- Data section -
--------

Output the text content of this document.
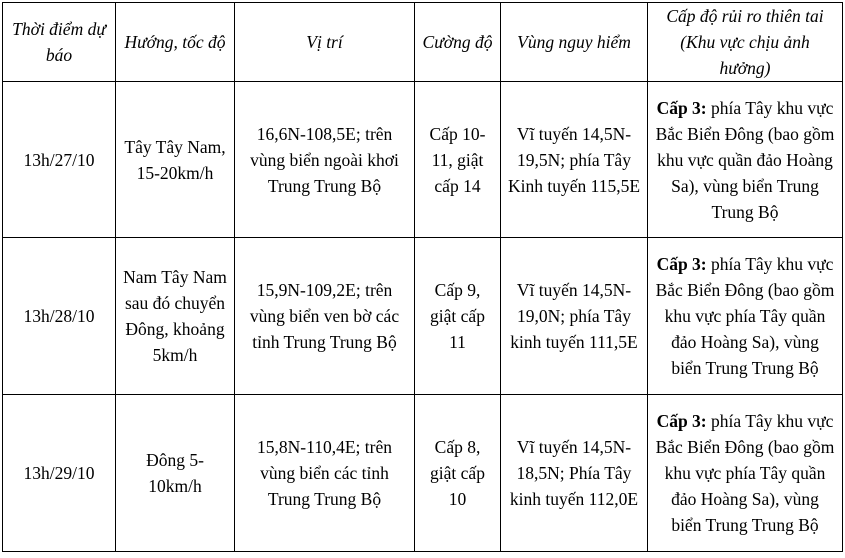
Thời điểm dự báo	Hướng, tốc độ	Vị trí	Cường độ	Vùng nguy hiểm	Cấp độ rủi ro thiên tai (Khu vực chịu ảnh hưởng)
13h/27/10	Tây Tây Nam, 15-20km/h	16,6N-108,5E; trên vùng biển ngoài khơi Trung Trung Bộ	Cấp 10-11, giật cấp 14	Vĩ tuyến 14,5N-19,5N; phía Tây Kinh tuyến 115,5E	Cấp 3: phía Tây khu vực Bắc Biển Đông (bao gồm khu vực quần đảo Hoàng Sa), vùng biển Trung Trung Bộ
13h/28/10	Nam Tây Nam sau đó chuyển Đông, khoảng 5km/h	15,9N-109,2E; trên vùng biển ven bờ các tỉnh Trung Trung Bộ	Cấp 9, giật cấp 11	Vĩ tuyến 14,5N-19,0N; phía Tây kinh tuyến 111,5E	Cấp 3: phía Tây khu vực Bắc Biển Đông (bao gồm khu vực phía Tây quần đảo Hoàng Sa), vùng biển Trung Trung Bộ
13h/29/10	Đông 5-10km/h	15,8N-110,4E; trên vùng biển các tỉnh Trung Trung Bộ	Cấp 8, giật cấp 10	Vĩ tuyến 14,5N-18,5N; Phía Tây kinh tuyến 112,0E	Cấp 3: phía Tây khu vực Bắc Biển Đông (bao gồm khu vực phía Tây quần đảo Hoàng Sa), vùng biển Trung Trung Bộ
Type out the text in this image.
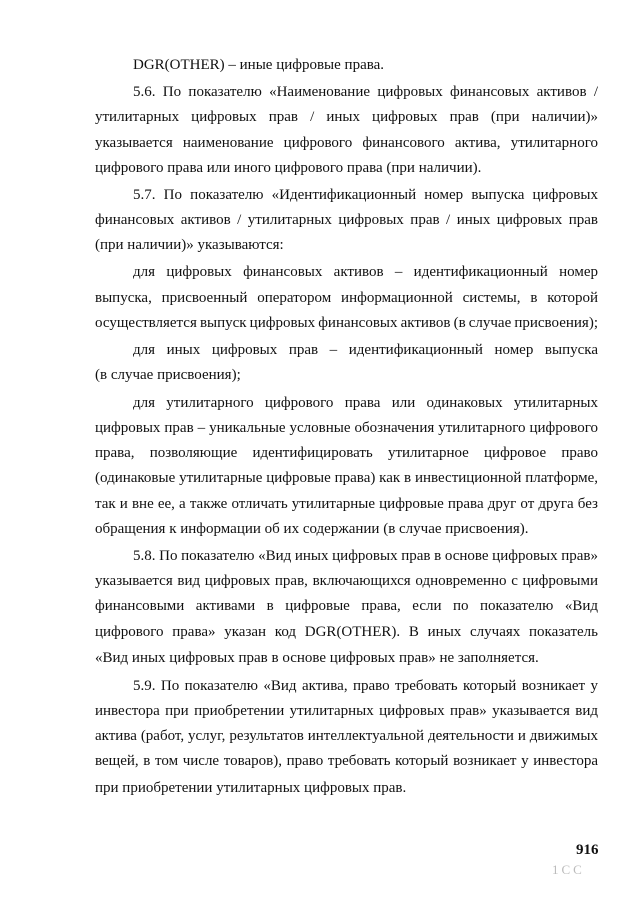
DGR(OTHER) – иные цифровые права.
5.6. По показателю «Наименование цифровых финансовых активов /
утилитарных цифровых прав / иных цифровых прав (при наличии)»
указывается наименование цифрового финансового актива, утилитарного
цифрового права или иного цифрового права (при наличии).
5.7. По показателю «Идентификационный номер выпуска цифровых
финансовых активов / утилитарных цифровых прав / иных цифровых прав
(при наличии)» указываются:
для цифровых финансовых активов – идентификационный номер
выпуска, присвоенный оператором информационной системы, в которой
осуществляется выпуск цифровых финансовых активов (в случае присвоения);
для иных цифровых прав – идентификационный номер выпуска
(в случае присвоения);
для утилитарного цифрового права или одинаковых утилитарных
цифровых прав – уникальные условные обозначения утилитарного цифрового
права, позволяющие идентифицировать утилитарное цифровое право
(одинаковые утилитарные цифровые права) как в инвестиционной платформе,
так и вне ее, а также отличать утилитарные цифровые права друг от друга без
обращения к информации об их содержании (в случае присвоения).
5.8. По показателю «Вид иных цифровых прав в основе цифровых прав»
указывается вид цифровых прав, включающихся одновременно с цифровыми
финансовыми активами в цифровые права, если по показателю «Вид
цифрового права» указан код DGR(OTHER). В иных случаях показатель
«Вид иных цифровых прав в основе цифровых прав» не заполняется.
5.9. По показателю «Вид актива, право требовать который возникает у
инвестора при приобретении утилитарных цифровых прав» указывается вид
актива (работ, услуг, результатов интеллектуальной деятельности и движимых
вещей, в том числе товаров), право требовать который возникает у инвестора
при приобретении утилитарных цифровых прав.
916
1CC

--------

- Requirements -
Using the records above, pull out each line where the word "trên" occurs.

- Exercise answer -
13h/27/10	Tây Tây Nam, 15-20km/h	16,6N-108,5E; trên vùng biển ngoài khơi Trung Trung Bộ	Cấp 10-11, giật cấp 14	Vĩ tuyến 14,5N-19,5N; phía Tây Kinh tuyến 115,5E	Cấp 3: phía Tây khu vực Bắc Biển Đông (bao gồm khu vực quần đảo Hoàng Sa), vùng biển Trung Trung Bộ
13h/28/10	Nam Tây Nam sau đó chuyển Đông, khoảng 5km/h	15,9N-109,2E; trên vùng biển ven bờ các tỉnh Trung Trung Bộ	Cấp 9, giật cấp 11	Vĩ tuyến 14,5N-19,0N; phía Tây kinh tuyến 111,5E	Cấp 3: phía Tây khu vực Bắc Biển Đông (bao gồm khu vực phía Tây quần đảo Hoàng Sa), vùng biển Trung Trung Bộ
13h/29/10	Đông 5-10km/h	15,8N-110,4E; trên vùng biển các tỉnh Trung Trung Bộ	Cấp 8, giật cấp 10	Vĩ tuyến 14,5N-18,5N; Phía Tây kinh tuyến 112,0E	Cấp 3: phía Tây khu vực Bắc Biển Đông (bao gồm khu vực phía Tây quần đảo Hoàng Sa), vùng biển Trung Trung Bộ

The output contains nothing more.